• Exercise description
The records that follow should be retyped word for word.

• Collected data
§

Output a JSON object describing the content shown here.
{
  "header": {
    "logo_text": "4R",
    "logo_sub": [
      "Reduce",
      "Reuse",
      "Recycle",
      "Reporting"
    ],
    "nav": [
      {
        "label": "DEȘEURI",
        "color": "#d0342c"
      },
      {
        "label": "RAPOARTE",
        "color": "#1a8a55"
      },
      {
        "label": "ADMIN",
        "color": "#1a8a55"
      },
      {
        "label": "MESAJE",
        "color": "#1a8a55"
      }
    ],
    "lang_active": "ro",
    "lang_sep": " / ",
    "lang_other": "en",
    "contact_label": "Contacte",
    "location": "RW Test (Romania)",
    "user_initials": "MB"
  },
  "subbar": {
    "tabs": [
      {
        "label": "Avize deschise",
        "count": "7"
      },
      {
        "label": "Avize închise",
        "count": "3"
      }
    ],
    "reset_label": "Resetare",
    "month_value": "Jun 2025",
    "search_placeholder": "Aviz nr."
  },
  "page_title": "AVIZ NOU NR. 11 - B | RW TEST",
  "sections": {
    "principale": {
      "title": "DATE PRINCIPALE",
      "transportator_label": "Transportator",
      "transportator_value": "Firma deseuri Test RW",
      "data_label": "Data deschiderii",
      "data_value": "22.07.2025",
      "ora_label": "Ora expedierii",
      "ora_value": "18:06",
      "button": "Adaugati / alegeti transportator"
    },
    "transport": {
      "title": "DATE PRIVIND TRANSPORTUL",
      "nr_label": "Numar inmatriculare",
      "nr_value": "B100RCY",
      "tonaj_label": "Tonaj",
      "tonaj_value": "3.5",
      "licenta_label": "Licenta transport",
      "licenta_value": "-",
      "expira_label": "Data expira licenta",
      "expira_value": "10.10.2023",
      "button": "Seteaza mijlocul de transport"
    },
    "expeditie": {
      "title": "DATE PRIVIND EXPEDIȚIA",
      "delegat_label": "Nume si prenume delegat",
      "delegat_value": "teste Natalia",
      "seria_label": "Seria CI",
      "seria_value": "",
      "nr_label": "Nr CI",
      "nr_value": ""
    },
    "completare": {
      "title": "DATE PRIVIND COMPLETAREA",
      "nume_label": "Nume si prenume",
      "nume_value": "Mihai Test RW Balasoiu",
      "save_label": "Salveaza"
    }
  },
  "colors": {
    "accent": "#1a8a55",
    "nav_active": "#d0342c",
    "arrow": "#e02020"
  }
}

§

• Response to this task
Output a JSON object describing the content shown here.
{
  "header": {
    "logo_text": "4R",
    "logo_sub": [
      "Reduce",
      "Reuse",
      "Recycle",
      "Reporting"
    ],
    "nav": [
      {
        "label": "DEȘEURI",
        "color": "#d0342c"
      },
      {
        "label": "RAPOARTE",
        "color": "#1a8a55"
      },
      {
        "label": "ADMIN",
        "color": "#1a8a55"
      },
      {
        "label": "MESAJE",
        "color": "#1a8a55"
      }
    ],
    "lang_active": "ro",
    "lang_sep": " / ",
    "lang_other": "en",
    "contact_label": "Contacte",
    "location": "RW Test (Romania)",
    "user_initials": "MB"
  },
  "subbar": {
    "tabs": [
      {
        "label": "Avize deschise",
        "count": "7"
      },
      {
        "label": "Avize închise",
        "count": "3"
      }
    ],
    "reset_label": "Resetare",
    "month_value": "Jun 2025",
    "search_placeholder": "Aviz nr."
  },
  "page_title": "AVIZ NOU NR. 11 - B | RW TEST",
  "sections": {
    "principale": {
      "title": "DATE PRINCIPALE",
      "transportator_label": "Transportator",
      "transportator_value": "Firma deseuri Test RW",
      "data_label": "Data deschiderii",
      "data_value": "22.07.2025",
      "ora_label": "Ora expedierii",
      "ora_value": "18:06",
      "button": "Adaugati / alegeti transportator"
    },
    "transport": {
      "title": "DATE PRIVIND TRANSPORTUL",
      "nr_label": "Numar inmatriculare",
      "nr_value": "B100RCY",
      "tonaj_label": "Tonaj",
      "tonaj_value": "3.5",
      "licenta_label": "Licenta transport",
      "licenta_value": "-",
      "expira_label": "Data expira licenta",
      "expira_value": "10.10.2023",
      "button": "Seteaza mijlocul de transport"
    },
    "expeditie": {
      "title": "DATE PRIVIND EXPEDIȚIA",
      "delegat_label": "Nume si prenume delegat",
      "delegat_value": "teste Natalia",
      "seria_label": "Seria CI",
      "seria_value": "",
      "nr_label": "Nr CI",
      "nr_value": ""
    },
    "completare": {
      "title": "DATE PRIVIND COMPLETAREA",
      "nume_label": "Nume si prenume",
      "nume_value": "Mihai Test RW Balasoiu",
      "save_label": "Salveaza"
    }
  },
  "colors": {
    "accent": "#1a8a55",
    "nav_active": "#d0342c",
    "arrow": "#e02020"
  }
}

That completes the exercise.